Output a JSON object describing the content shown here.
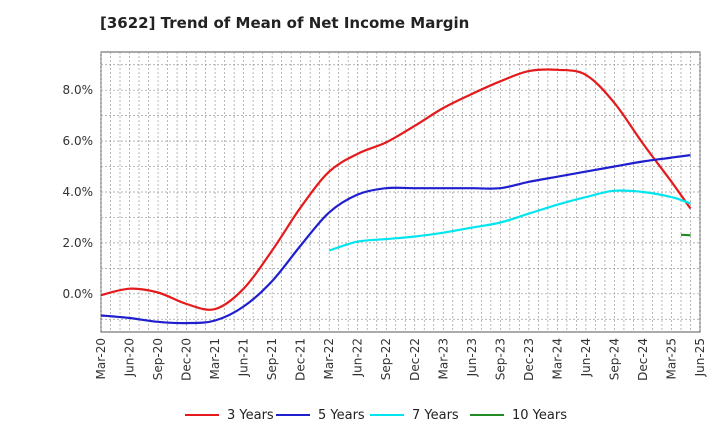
{
  "chart_data": {
    "type": "line",
    "title": "[3622]  Trend of Mean of Net Income Margin",
    "xlabel": "",
    "ylabel": "",
    "x_ticks": [
      "Mar-20",
      "Jun-20",
      "Sep-20",
      "Dec-20",
      "Mar-21",
      "Jun-21",
      "Sep-21",
      "Dec-21",
      "Mar-22",
      "Jun-22",
      "Sep-22",
      "Dec-22",
      "Mar-23",
      "Jun-23",
      "Sep-23",
      "Dec-23",
      "Mar-24",
      "Jun-24",
      "Sep-24",
      "Dec-24",
      "Mar-25",
      "Jun-25"
    ],
    "y_ticks": [
      "0.0%",
      "2.0%",
      "4.0%",
      "6.0%",
      "8.0%"
    ],
    "ylim": [
      -1.5,
      9.5
    ],
    "grid": true,
    "legend_position": "bottom",
    "series": [
      {
        "name": "3 Years",
        "color": "#e41a1c",
        "points": [
          [
            "Mar-20",
            -0.05
          ],
          [
            "Jun-20",
            0.2
          ],
          [
            "Sep-20",
            0.05
          ],
          [
            "Dec-20",
            -0.4
          ],
          [
            "Mar-21",
            -0.6
          ],
          [
            "Jun-21",
            0.2
          ],
          [
            "Sep-21",
            1.7
          ],
          [
            "Dec-21",
            3.4
          ],
          [
            "Mar-22",
            4.8
          ],
          [
            "Jun-22",
            5.5
          ],
          [
            "Sep-22",
            5.95
          ],
          [
            "Dec-22",
            6.6
          ],
          [
            "Mar-23",
            7.3
          ],
          [
            "Jun-23",
            7.85
          ],
          [
            "Sep-23",
            8.35
          ],
          [
            "Dec-23",
            8.75
          ],
          [
            "Mar-24",
            8.8
          ],
          [
            "Jun-24",
            8.6
          ],
          [
            "Sep-24",
            7.5
          ],
          [
            "Dec-24",
            5.9
          ],
          [
            "Mar-25",
            4.4
          ],
          [
            "May-25",
            3.35
          ]
        ]
      },
      {
        "name": "5 Years",
        "color": "#1f1fcf",
        "points": [
          [
            "Mar-20",
            -0.85
          ],
          [
            "Jun-20",
            -0.95
          ],
          [
            "Sep-20",
            -1.1
          ],
          [
            "Dec-20",
            -1.15
          ],
          [
            "Mar-21",
            -1.05
          ],
          [
            "Jun-21",
            -0.5
          ],
          [
            "Sep-21",
            0.5
          ],
          [
            "Dec-21",
            1.9
          ],
          [
            "Mar-22",
            3.2
          ],
          [
            "Jun-22",
            3.9
          ],
          [
            "Sep-22",
            4.15
          ],
          [
            "Dec-22",
            4.15
          ],
          [
            "Mar-23",
            4.15
          ],
          [
            "Jun-23",
            4.15
          ],
          [
            "Sep-23",
            4.15
          ],
          [
            "Dec-23",
            4.4
          ],
          [
            "Mar-24",
            4.6
          ],
          [
            "Jun-24",
            4.8
          ],
          [
            "Sep-24",
            5.0
          ],
          [
            "Dec-24",
            5.2
          ],
          [
            "Mar-25",
            5.35
          ],
          [
            "May-25",
            5.45
          ]
        ]
      },
      {
        "name": "7 Years",
        "color": "#00e5ee",
        "points": [
          [
            "Mar-22",
            1.7
          ],
          [
            "Jun-22",
            2.05
          ],
          [
            "Sep-22",
            2.15
          ],
          [
            "Dec-22",
            2.25
          ],
          [
            "Mar-23",
            2.4
          ],
          [
            "Jun-23",
            2.6
          ],
          [
            "Sep-23",
            2.8
          ],
          [
            "Dec-23",
            3.15
          ],
          [
            "Mar-24",
            3.5
          ],
          [
            "Jun-24",
            3.8
          ],
          [
            "Sep-24",
            4.05
          ],
          [
            "Dec-24",
            4.0
          ],
          [
            "Mar-25",
            3.8
          ],
          [
            "May-25",
            3.55
          ]
        ]
      },
      {
        "name": "10 Years",
        "color": "#228b22",
        "points": [
          [
            "Apr-25",
            2.32
          ],
          [
            "May-25",
            2.3
          ]
        ]
      }
    ]
  }
}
---------------
** What to work on **
Reproduce every entry word for word, but omit the pictures.

** Solution to the problem **
Output a JSON object describing the content shown here.
{
  "chart_data": {
    "type": "line",
    "title": "[3622]  Trend of Mean of Net Income Margin",
    "xlabel": "",
    "ylabel": "",
    "x_ticks": [
      "Mar-20",
      "Jun-20",
      "Sep-20",
      "Dec-20",
      "Mar-21",
      "Jun-21",
      "Sep-21",
      "Dec-21",
      "Mar-22",
      "Jun-22",
      "Sep-22",
      "Dec-22",
      "Mar-23",
      "Jun-23",
      "Sep-23",
      "Dec-23",
      "Mar-24",
      "Jun-24",
      "Sep-24",
      "Dec-24",
      "Mar-25",
      "Jun-25"
    ],
    "y_ticks": [
      "0.0%",
      "2.0%",
      "4.0%",
      "6.0%",
      "8.0%"
    ],
    "ylim": [
      -1.5,
      9.5
    ],
    "grid": true,
    "legend_position": "bottom",
    "series": [
      {
        "name": "3 Years",
        "color": "#e41a1c",
        "points": [
          [
            "Mar-20",
            -0.05
          ],
          [
            "Jun-20",
            0.2
          ],
          [
            "Sep-20",
            0.05
          ],
          [
            "Dec-20",
            -0.4
          ],
          [
            "Mar-21",
            -0.6
          ],
          [
            "Jun-21",
            0.2
          ],
          [
            "Sep-21",
            1.7
          ],
          [
            "Dec-21",
            3.4
          ],
          [
            "Mar-22",
            4.8
          ],
          [
            "Jun-22",
            5.5
          ],
          [
            "Sep-22",
            5.95
          ],
          [
            "Dec-22",
            6.6
          ],
          [
            "Mar-23",
            7.3
          ],
          [
            "Jun-23",
            7.85
          ],
          [
            "Sep-23",
            8.35
          ],
          [
            "Dec-23",
            8.75
          ],
          [
            "Mar-24",
            8.8
          ],
          [
            "Jun-24",
            8.6
          ],
          [
            "Sep-24",
            7.5
          ],
          [
            "Dec-24",
            5.9
          ],
          [
            "Mar-25",
            4.4
          ],
          [
            "May-25",
            3.35
          ]
        ]
      },
      {
        "name": "5 Years",
        "color": "#1f1fcf",
        "points": [
          [
            "Mar-20",
            -0.85
          ],
          [
            "Jun-20",
            -0.95
          ],
          [
            "Sep-20",
            -1.1
          ],
          [
            "Dec-20",
            -1.15
          ],
          [
            "Mar-21",
            -1.05
          ],
          [
            "Jun-21",
            -0.5
          ],
          [
            "Sep-21",
            0.5
          ],
          [
            "Dec-21",
            1.9
          ],
          [
            "Mar-22",
            3.2
          ],
          [
            "Jun-22",
            3.9
          ],
          [
            "Sep-22",
            4.15
          ],
          [
            "Dec-22",
            4.15
          ],
          [
            "Mar-23",
            4.15
          ],
          [
            "Jun-23",
            4.15
          ],
          [
            "Sep-23",
            4.15
          ],
          [
            "Dec-23",
            4.4
          ],
          [
            "Mar-24",
            4.6
          ],
          [
            "Jun-24",
            4.8
          ],
          [
            "Sep-24",
            5.0
          ],
          [
            "Dec-24",
            5.2
          ],
          [
            "Mar-25",
            5.35
          ],
          [
            "May-25",
            5.45
          ]
        ]
      },
      {
        "name": "7 Years",
        "color": "#00e5ee",
        "points": [
          [
            "Mar-22",
            1.7
          ],
          [
            "Jun-22",
            2.05
          ],
          [
            "Sep-22",
            2.15
          ],
          [
            "Dec-22",
            2.25
          ],
          [
            "Mar-23",
            2.4
          ],
          [
            "Jun-23",
            2.6
          ],
          [
            "Sep-23",
            2.8
          ],
          [
            "Dec-23",
            3.15
          ],
          [
            "Mar-24",
            3.5
          ],
          [
            "Jun-24",
            3.8
          ],
          [
            "Sep-24",
            4.05
          ],
          [
            "Dec-24",
            4.0
          ],
          [
            "Mar-25",
            3.8
          ],
          [
            "May-25",
            3.55
          ]
        ]
      },
      {
        "name": "10 Years",
        "color": "#228b22",
        "points": [
          [
            "Apr-25",
            2.32
          ],
          [
            "May-25",
            2.3
          ]
        ]
      }
    ]
  }
}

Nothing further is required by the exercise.